• **Stated problem**
Extract the lines that hold the string "Pizziche".

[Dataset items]
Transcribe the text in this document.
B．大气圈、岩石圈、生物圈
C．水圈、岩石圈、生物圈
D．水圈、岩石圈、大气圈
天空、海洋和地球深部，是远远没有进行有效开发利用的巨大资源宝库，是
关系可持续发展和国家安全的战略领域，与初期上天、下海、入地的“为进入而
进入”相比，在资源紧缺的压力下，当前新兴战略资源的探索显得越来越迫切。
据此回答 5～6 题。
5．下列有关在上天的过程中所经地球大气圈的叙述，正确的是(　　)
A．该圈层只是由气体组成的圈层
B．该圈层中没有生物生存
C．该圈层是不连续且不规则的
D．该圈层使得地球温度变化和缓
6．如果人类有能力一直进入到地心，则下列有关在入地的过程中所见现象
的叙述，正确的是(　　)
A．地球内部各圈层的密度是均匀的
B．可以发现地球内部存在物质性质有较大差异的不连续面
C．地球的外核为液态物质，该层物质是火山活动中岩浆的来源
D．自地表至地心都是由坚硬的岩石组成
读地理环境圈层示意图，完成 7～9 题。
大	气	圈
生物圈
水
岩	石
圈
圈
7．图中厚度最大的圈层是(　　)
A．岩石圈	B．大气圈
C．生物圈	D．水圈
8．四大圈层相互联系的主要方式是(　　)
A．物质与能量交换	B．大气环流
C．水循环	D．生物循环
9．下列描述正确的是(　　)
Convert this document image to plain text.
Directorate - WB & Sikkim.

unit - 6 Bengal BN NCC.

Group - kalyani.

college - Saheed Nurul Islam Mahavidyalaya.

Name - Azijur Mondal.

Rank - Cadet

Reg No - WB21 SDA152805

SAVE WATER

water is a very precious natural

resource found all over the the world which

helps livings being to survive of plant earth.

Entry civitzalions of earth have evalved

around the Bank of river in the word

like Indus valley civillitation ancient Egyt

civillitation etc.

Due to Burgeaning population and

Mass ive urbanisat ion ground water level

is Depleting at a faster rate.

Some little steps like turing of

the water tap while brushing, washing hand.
---
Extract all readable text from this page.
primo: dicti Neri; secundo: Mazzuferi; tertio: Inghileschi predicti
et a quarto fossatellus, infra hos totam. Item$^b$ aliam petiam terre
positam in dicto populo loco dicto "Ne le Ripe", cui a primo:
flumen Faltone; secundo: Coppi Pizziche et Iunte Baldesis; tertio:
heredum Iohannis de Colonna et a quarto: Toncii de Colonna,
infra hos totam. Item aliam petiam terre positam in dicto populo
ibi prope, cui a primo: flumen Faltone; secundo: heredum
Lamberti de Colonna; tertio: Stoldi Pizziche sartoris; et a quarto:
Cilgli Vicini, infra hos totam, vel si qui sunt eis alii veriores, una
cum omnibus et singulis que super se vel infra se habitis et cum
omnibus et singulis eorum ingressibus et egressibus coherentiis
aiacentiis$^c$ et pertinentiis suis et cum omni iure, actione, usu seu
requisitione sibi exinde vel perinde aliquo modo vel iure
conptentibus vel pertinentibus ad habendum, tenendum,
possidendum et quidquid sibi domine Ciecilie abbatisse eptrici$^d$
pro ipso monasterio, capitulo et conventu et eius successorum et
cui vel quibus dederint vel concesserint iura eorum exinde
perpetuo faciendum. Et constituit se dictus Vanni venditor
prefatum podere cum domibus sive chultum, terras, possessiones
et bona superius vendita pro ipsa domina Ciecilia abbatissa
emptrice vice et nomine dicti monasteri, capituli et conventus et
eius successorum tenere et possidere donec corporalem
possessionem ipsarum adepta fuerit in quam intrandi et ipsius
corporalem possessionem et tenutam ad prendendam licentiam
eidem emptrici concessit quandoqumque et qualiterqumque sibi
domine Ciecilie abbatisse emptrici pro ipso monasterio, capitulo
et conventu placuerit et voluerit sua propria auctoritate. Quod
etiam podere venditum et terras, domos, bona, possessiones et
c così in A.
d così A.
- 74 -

• **Answer to the exercise**
flumen Faltone; secundo: Coppi Pizziche et Iunte Baldesis; tertio:
Lamberti de Colonna; tertio: Stoldi Pizziche sartoris; et a quarto:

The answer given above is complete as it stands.